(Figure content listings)
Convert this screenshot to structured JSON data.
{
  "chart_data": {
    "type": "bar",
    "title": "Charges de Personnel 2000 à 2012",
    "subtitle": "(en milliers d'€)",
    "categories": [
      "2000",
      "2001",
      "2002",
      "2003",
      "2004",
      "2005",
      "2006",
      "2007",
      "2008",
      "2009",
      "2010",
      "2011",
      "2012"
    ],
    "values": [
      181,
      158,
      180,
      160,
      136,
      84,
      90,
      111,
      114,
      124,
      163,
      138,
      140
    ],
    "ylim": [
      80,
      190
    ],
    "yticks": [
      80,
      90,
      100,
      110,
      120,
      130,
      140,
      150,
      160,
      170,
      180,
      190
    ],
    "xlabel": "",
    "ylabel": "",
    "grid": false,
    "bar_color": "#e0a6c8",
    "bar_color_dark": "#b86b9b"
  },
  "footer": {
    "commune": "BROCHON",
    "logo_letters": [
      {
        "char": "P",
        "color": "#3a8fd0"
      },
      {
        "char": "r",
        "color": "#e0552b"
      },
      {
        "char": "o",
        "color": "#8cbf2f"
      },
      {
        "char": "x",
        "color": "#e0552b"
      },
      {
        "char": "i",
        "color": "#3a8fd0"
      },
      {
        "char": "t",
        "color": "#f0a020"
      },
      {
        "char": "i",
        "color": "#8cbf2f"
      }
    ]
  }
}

▸ The task:
Restate the data above word for word, please.

▸ Answer to the exercise:
Convert this screenshot to structured JSON data.
{
  "chart_data": {
    "type": "bar",
    "title": "Charges de Personnel 2000 à 2012",
    "subtitle": "(en milliers d'€)",
    "categories": [
      "2000",
      "2001",
      "2002",
      "2003",
      "2004",
      "2005",
      "2006",
      "2007",
      "2008",
      "2009",
      "2010",
      "2011",
      "2012"
    ],
    "values": [
      181,
      158,
      180,
      160,
      136,
      84,
      90,
      111,
      114,
      124,
      163,
      138,
      140
    ],
    "ylim": [
      80,
      190
    ],
    "yticks": [
      80,
      90,
      100,
      110,
      120,
      130,
      140,
      150,
      160,
      170,
      180,
      190
    ],
    "xlabel": "",
    "ylabel": "",
    "grid": false,
    "bar_color": "#e0a6c8",
    "bar_color_dark": "#b86b9b"
  },
  "footer": {
    "commune": "BROCHON",
    "logo_letters": [
      {
        "char": "P",
        "color": "#3a8fd0"
      },
      {
        "char": "r",
        "color": "#e0552b"
      },
      {
        "char": "o",
        "color": "#8cbf2f"
      },
      {
        "char": "x",
        "color": "#e0552b"
      },
      {
        "char": "i",
        "color": "#3a8fd0"
      },
      {
        "char": "t",
        "color": "#f0a020"
      },
      {
        "char": "i",
        "color": "#8cbf2f"
      }
    ]
  }
}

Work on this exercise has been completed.